[Document page records]
■ ■ ■ ■ ■ ■ ■
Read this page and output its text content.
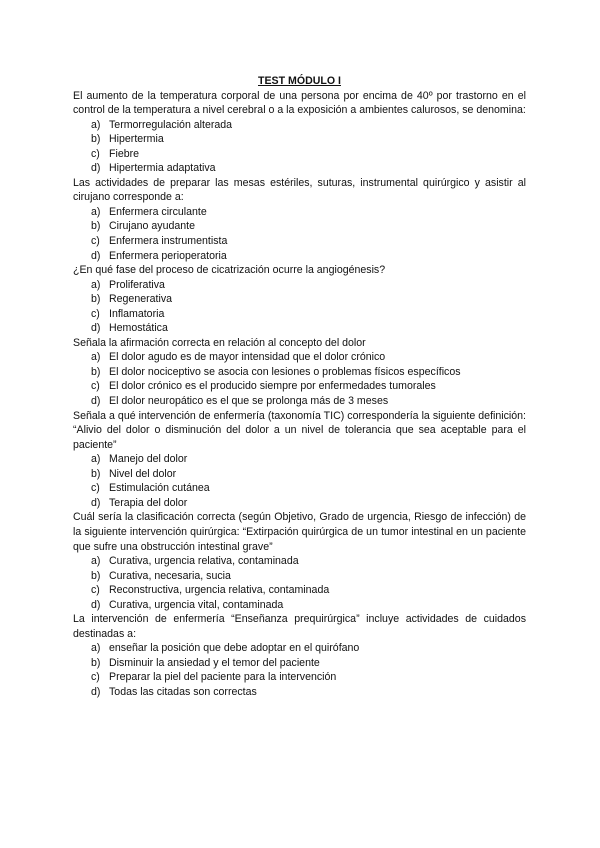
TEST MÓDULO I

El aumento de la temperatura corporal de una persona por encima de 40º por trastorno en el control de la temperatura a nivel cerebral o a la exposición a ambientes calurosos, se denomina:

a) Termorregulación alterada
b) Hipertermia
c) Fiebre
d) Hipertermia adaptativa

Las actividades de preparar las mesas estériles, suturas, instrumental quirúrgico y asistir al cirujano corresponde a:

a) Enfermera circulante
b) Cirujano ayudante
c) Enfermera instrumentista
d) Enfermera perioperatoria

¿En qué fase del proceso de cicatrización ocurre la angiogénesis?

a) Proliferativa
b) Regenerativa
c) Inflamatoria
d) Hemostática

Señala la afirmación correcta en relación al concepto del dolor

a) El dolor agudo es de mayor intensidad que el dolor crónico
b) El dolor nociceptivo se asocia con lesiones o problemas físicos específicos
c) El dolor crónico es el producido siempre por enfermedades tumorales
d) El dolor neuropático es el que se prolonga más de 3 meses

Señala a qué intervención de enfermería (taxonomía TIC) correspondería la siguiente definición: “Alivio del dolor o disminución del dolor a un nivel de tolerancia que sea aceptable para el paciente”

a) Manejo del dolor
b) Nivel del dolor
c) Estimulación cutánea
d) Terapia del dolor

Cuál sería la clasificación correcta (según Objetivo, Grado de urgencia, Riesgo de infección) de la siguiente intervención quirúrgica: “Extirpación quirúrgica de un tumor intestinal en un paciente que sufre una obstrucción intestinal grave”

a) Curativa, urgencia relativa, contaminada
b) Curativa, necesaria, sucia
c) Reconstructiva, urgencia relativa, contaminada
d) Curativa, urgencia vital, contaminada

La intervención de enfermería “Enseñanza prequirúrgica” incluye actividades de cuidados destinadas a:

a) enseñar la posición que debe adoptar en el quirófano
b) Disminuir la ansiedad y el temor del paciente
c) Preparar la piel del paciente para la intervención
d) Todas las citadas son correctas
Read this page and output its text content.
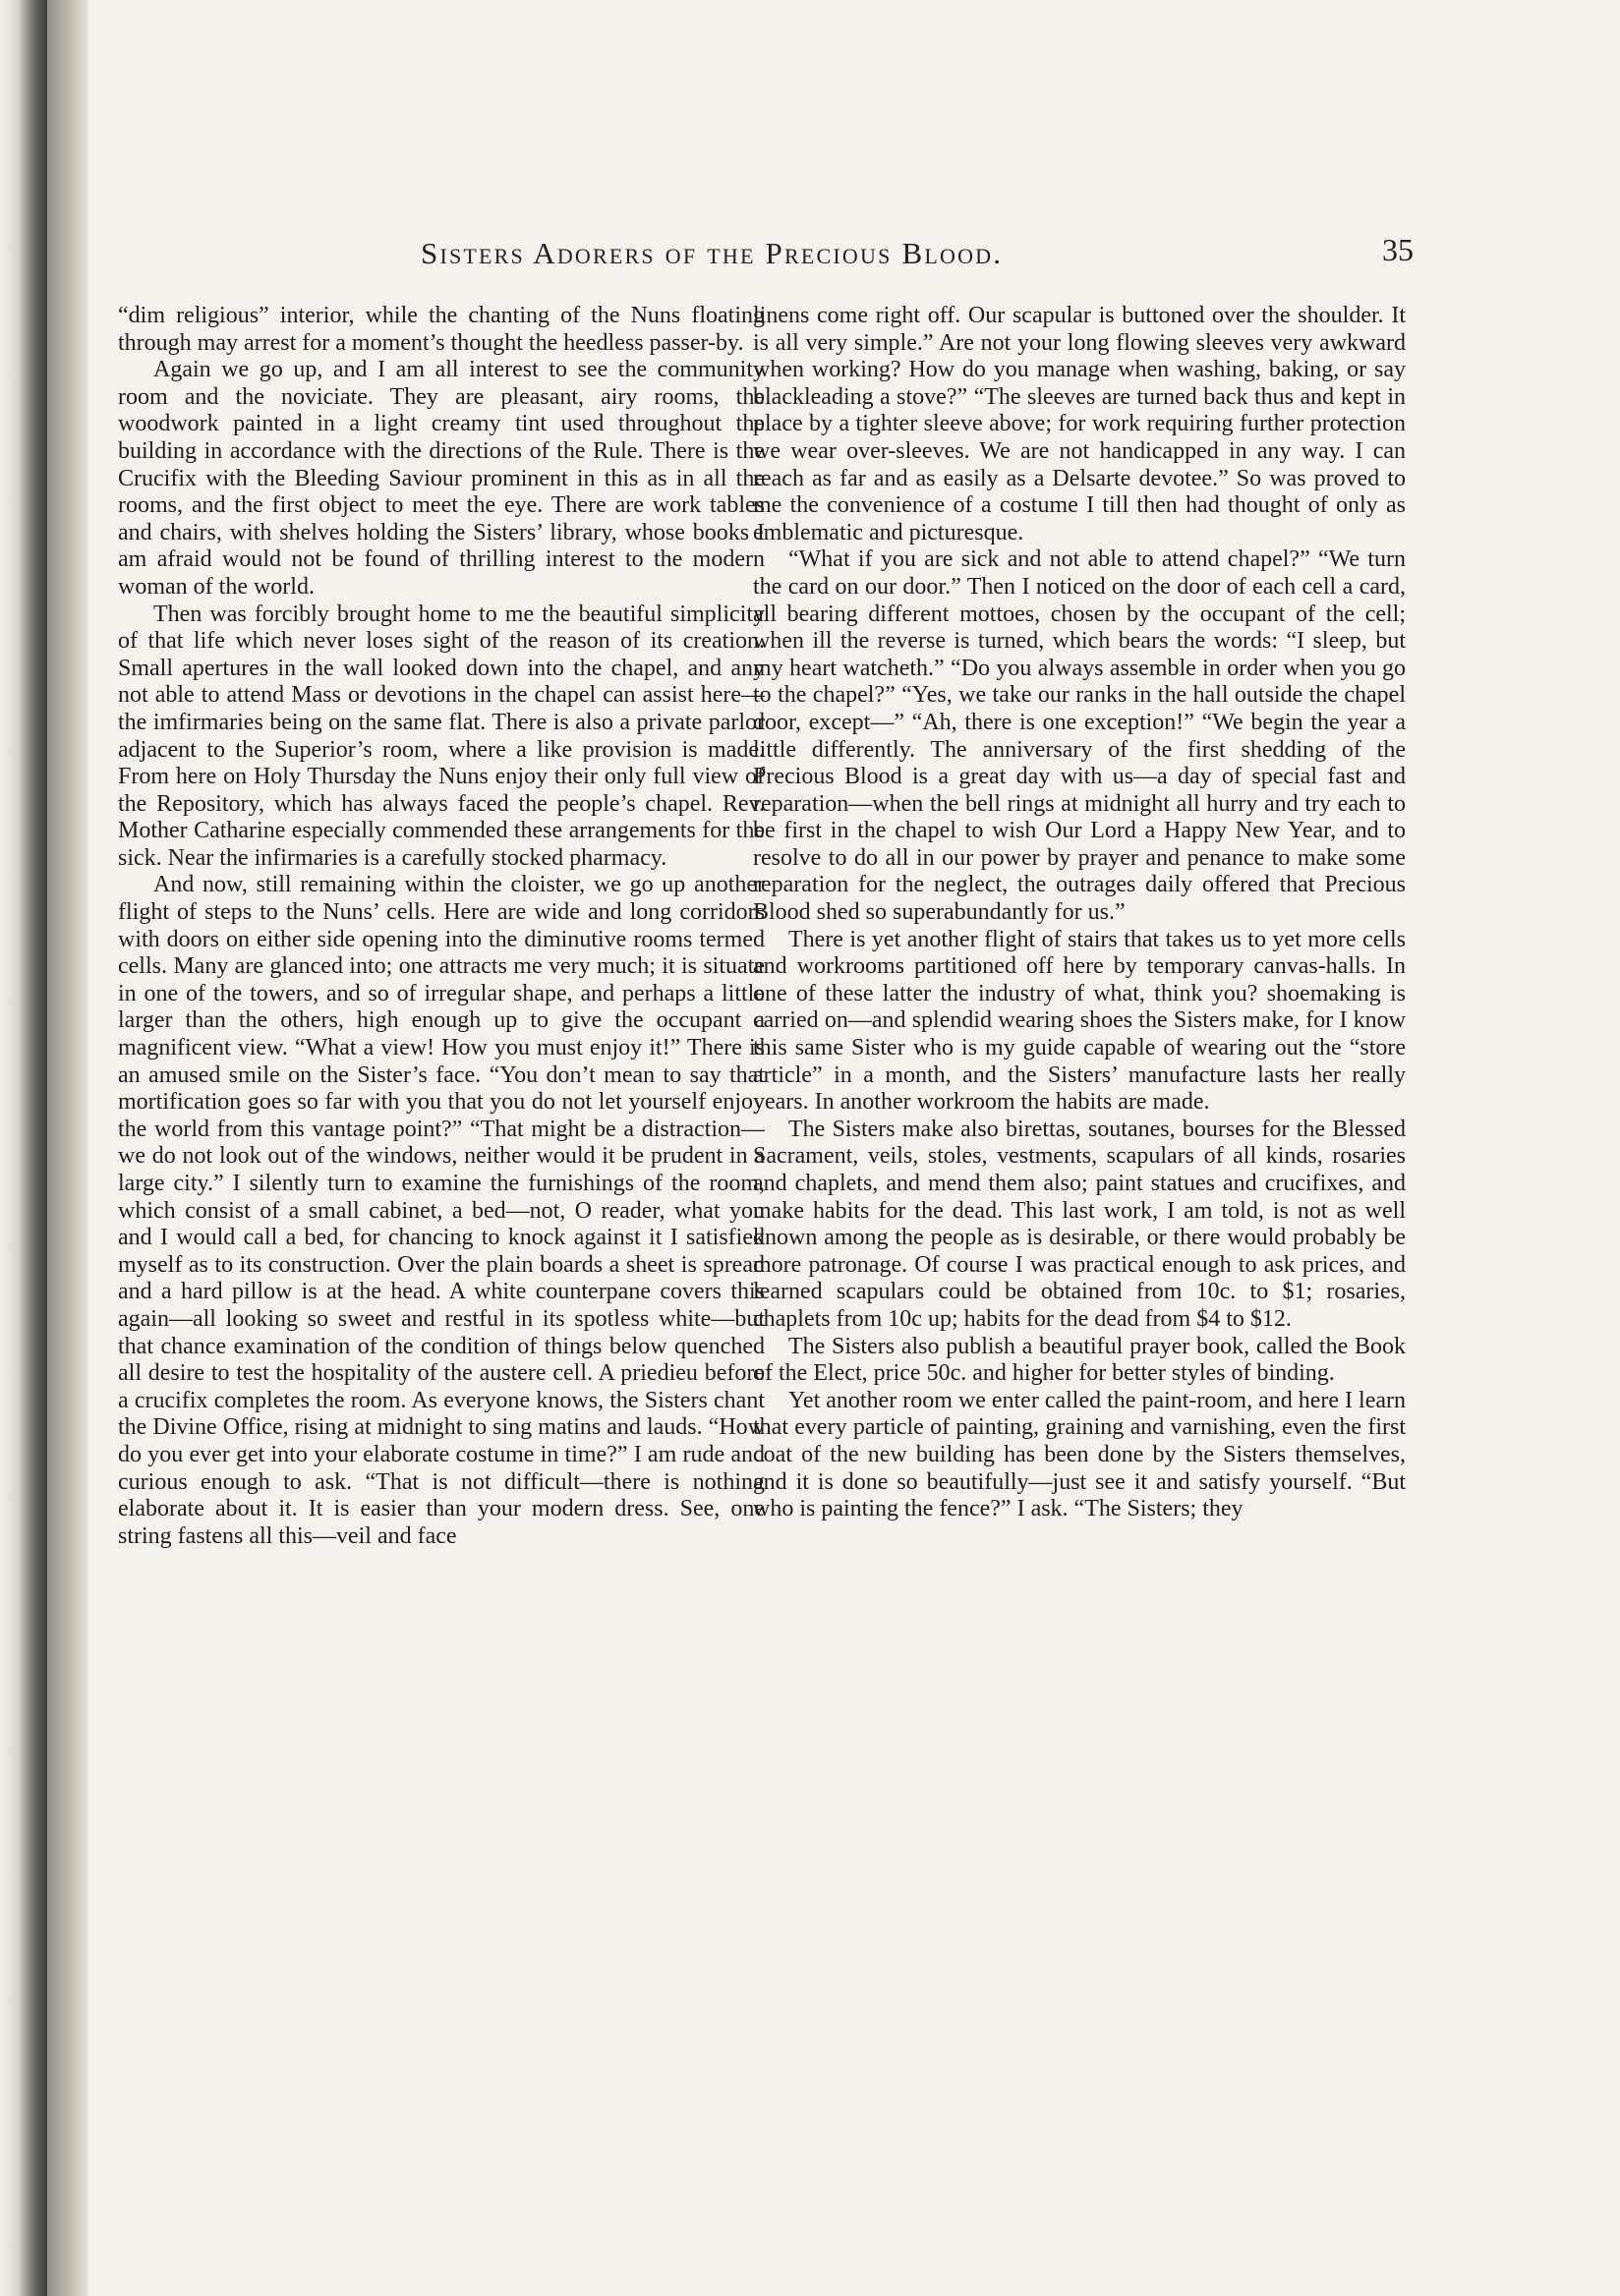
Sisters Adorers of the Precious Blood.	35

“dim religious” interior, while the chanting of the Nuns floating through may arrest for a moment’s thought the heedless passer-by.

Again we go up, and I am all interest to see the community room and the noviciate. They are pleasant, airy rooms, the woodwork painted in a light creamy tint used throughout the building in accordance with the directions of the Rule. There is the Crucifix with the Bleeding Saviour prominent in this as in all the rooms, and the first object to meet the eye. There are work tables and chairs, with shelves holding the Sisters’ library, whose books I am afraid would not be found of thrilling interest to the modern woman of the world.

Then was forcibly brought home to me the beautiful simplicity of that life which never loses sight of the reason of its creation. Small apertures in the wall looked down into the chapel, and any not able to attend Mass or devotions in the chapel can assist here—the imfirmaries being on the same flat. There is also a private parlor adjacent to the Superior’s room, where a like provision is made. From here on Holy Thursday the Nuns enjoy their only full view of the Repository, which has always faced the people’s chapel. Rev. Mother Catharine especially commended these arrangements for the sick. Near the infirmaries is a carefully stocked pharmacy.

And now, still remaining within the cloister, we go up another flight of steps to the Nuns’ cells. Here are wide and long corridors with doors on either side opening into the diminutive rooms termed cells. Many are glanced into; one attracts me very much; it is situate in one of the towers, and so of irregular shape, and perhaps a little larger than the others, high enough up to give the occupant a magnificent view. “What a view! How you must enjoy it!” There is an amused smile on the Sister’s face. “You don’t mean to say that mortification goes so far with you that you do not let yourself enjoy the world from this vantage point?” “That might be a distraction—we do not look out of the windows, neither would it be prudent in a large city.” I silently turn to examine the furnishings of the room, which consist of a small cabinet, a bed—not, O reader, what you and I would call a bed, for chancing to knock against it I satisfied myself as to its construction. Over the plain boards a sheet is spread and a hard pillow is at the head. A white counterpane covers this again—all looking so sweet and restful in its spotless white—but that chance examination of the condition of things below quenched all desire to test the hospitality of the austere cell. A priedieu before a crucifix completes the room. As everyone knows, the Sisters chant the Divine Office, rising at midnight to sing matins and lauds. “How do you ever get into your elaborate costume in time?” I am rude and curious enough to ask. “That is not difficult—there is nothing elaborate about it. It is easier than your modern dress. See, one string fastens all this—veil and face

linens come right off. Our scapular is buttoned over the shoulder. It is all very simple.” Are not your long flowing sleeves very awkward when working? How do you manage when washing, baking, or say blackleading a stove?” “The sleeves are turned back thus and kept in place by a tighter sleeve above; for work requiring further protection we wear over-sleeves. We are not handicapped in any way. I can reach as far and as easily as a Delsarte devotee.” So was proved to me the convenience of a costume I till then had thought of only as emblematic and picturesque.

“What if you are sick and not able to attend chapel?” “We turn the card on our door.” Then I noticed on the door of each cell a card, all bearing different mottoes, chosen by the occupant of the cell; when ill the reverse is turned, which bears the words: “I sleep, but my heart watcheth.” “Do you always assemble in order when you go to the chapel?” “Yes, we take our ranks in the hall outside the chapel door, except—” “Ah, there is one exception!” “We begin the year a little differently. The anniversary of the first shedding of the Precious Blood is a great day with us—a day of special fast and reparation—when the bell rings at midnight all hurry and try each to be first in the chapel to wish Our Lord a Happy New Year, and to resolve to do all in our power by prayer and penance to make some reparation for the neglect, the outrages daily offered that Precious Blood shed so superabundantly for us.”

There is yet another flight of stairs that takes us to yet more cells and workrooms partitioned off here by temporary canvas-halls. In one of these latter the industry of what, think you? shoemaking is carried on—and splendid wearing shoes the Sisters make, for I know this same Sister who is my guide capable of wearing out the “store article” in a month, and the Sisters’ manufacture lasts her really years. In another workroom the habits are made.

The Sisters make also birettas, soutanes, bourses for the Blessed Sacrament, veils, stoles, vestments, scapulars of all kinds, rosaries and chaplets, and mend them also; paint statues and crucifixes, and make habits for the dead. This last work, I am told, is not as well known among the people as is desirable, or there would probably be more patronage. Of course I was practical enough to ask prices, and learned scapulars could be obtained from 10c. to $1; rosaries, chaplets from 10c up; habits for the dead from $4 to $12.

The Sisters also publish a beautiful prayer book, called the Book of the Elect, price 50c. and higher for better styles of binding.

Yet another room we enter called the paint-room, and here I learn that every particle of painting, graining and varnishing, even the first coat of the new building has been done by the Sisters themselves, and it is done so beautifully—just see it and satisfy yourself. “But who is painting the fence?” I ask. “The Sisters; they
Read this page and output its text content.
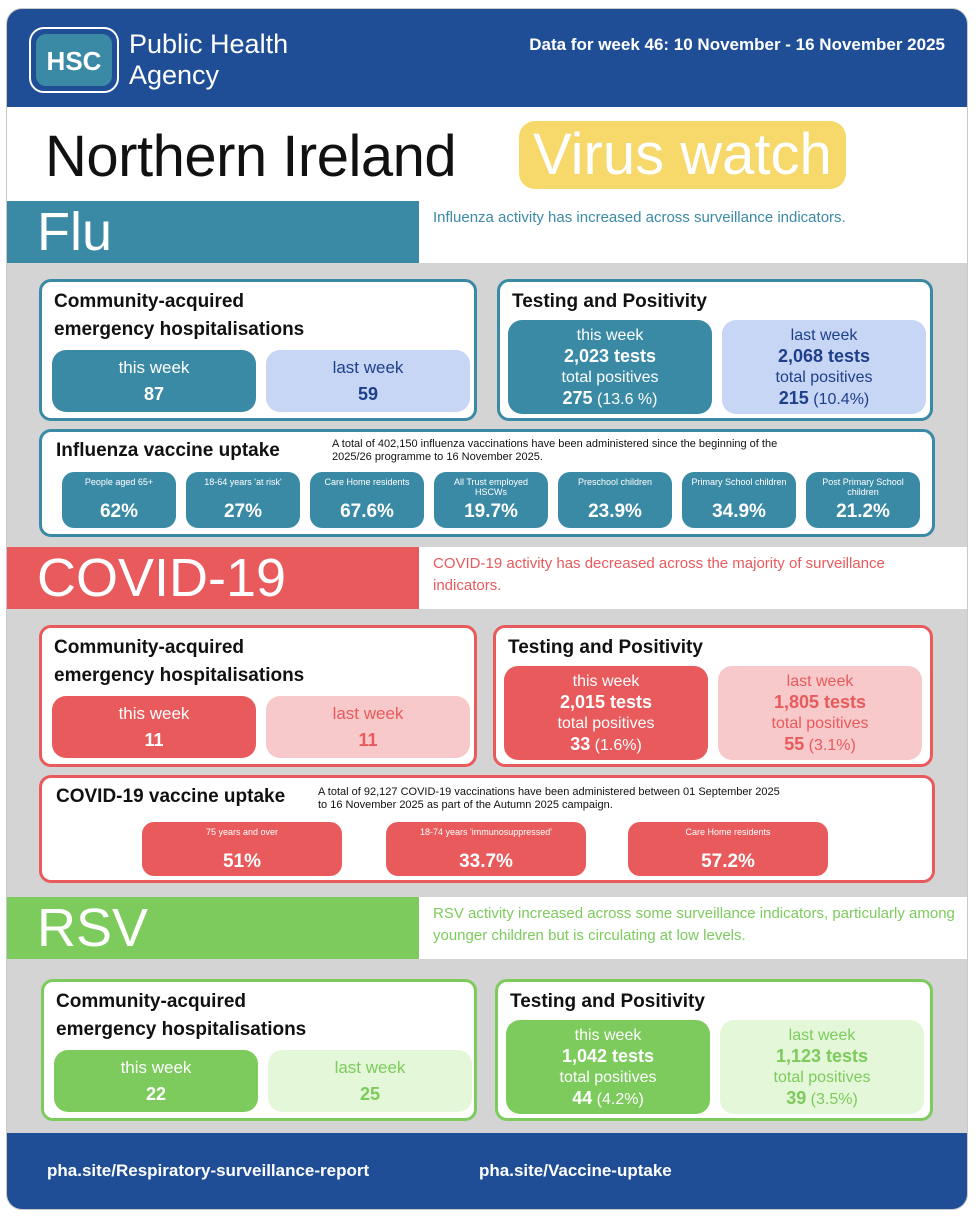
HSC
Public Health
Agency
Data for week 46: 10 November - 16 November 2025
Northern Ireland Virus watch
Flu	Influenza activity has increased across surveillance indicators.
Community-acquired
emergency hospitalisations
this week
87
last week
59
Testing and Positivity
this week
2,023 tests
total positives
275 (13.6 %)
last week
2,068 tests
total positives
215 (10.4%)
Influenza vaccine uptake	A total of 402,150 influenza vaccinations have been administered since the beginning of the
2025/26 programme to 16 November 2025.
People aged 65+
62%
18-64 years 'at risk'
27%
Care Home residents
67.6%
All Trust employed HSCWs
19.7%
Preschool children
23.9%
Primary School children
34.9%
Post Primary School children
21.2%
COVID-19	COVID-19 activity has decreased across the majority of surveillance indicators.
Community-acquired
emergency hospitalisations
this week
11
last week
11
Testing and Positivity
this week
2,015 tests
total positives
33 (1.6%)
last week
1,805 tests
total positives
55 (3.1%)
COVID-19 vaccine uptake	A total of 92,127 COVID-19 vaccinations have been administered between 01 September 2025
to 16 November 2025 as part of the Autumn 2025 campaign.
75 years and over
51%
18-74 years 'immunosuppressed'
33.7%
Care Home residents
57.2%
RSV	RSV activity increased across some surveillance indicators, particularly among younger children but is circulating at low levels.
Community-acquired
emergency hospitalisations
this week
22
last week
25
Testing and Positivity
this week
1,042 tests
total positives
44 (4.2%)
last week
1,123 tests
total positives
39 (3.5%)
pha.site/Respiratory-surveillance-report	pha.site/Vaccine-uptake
■ ■ ■ ■ ■ ■ ■
(What is required)
When you find a line in the records that contains the word "Enfermera", copy it.

(Answer section)
a) Enfermera circulante
c) Enfermera instrumentista
d) Enfermera perioperatoria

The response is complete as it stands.